* _Written task_
Present the listing from its first line through the line with "legend-marker (146, 196, 158, 207)" as a Markdown table with columns "Row" and "Line". Number each row and omit blank lines.
* Start Data lines *
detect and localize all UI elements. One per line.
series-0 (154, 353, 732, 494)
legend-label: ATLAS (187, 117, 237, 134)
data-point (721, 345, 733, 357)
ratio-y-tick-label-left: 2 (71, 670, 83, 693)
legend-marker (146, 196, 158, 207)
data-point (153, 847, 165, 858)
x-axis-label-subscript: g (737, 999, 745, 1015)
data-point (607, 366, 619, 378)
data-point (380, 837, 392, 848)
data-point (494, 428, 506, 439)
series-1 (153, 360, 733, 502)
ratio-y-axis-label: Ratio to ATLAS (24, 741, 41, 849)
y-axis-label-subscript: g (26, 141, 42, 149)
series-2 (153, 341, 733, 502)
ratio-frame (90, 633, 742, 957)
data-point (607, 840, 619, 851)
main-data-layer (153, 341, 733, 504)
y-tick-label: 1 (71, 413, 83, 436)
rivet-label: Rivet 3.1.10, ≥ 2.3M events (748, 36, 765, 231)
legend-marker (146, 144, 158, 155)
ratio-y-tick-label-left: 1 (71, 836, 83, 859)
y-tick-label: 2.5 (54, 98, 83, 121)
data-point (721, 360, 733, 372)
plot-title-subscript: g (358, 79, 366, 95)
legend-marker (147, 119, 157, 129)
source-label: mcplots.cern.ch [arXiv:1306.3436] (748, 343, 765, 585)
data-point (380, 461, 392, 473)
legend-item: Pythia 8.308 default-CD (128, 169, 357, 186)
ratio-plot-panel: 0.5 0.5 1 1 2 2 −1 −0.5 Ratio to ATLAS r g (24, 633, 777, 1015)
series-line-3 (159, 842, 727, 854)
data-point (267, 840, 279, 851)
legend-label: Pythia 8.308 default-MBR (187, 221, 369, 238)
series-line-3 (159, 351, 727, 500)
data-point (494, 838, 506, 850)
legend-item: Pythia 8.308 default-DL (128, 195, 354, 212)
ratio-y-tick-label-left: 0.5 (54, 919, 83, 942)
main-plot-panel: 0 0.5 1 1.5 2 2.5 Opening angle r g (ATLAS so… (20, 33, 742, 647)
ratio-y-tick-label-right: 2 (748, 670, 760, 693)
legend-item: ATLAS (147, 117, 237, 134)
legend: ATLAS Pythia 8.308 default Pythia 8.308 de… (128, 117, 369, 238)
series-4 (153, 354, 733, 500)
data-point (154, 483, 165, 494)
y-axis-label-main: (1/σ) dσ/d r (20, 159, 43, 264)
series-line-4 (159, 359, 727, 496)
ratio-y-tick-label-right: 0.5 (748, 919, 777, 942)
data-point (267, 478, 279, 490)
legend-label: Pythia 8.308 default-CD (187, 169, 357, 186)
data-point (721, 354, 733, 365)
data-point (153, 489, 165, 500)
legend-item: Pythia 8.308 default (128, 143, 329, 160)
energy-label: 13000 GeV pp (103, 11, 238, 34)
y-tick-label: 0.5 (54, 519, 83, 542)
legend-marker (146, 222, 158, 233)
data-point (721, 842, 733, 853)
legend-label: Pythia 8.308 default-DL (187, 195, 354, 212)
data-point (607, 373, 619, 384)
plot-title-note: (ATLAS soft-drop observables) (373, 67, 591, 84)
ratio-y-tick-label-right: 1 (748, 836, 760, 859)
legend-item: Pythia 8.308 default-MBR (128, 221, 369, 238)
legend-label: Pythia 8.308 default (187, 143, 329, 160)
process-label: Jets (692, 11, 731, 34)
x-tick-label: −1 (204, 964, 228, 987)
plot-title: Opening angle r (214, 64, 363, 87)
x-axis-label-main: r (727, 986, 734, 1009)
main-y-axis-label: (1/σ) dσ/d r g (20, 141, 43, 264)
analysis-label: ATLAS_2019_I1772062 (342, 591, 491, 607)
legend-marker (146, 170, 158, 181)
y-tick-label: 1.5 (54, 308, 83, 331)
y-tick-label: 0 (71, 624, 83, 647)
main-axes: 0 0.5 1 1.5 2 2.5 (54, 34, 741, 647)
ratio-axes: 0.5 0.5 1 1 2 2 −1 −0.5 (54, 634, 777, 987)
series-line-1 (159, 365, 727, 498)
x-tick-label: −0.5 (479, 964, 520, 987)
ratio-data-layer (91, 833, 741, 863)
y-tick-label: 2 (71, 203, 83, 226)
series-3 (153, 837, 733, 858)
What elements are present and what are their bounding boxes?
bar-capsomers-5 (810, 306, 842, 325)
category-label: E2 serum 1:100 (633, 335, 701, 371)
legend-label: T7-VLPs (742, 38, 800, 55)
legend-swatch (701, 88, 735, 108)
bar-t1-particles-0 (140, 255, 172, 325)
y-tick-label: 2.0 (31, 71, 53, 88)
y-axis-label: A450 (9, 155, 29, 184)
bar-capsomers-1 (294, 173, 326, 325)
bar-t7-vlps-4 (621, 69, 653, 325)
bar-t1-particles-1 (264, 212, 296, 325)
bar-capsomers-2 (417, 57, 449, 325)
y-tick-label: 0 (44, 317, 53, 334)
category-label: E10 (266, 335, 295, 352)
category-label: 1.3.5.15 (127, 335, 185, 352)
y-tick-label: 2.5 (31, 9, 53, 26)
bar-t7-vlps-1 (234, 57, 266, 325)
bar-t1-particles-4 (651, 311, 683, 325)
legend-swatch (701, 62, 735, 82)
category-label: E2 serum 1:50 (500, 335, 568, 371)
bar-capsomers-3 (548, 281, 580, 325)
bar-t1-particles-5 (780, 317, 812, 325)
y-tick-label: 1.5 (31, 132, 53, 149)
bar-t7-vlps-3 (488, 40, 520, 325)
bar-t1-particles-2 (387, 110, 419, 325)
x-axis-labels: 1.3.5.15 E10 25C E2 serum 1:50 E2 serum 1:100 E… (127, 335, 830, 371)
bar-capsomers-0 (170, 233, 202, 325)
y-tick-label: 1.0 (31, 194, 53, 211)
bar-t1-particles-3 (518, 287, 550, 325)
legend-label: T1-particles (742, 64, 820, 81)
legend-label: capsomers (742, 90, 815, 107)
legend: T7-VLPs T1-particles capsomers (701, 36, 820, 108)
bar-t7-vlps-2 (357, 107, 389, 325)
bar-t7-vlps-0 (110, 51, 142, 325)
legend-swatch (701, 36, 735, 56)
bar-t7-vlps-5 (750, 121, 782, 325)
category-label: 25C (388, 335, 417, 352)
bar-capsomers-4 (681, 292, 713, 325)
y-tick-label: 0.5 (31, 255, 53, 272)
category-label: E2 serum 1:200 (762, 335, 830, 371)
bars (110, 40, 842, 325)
* End Data lines *
* _Solution for this task_
| Row | Line |
|---|---|
| 1 | detect and localize all UI elements. One per line. |
| 2 | series-0 (154, 353, 732, 494) |
| 3 | legend-label: ATLAS (187, 117, 237, 134) |
| 4 | data-point (721, 345, 733, 357) |
| 5 | ratio-y-tick-label-left: 2 (71, 670, 83, 693) |
| 6 | legend-marker (146, 196, 158, 207) |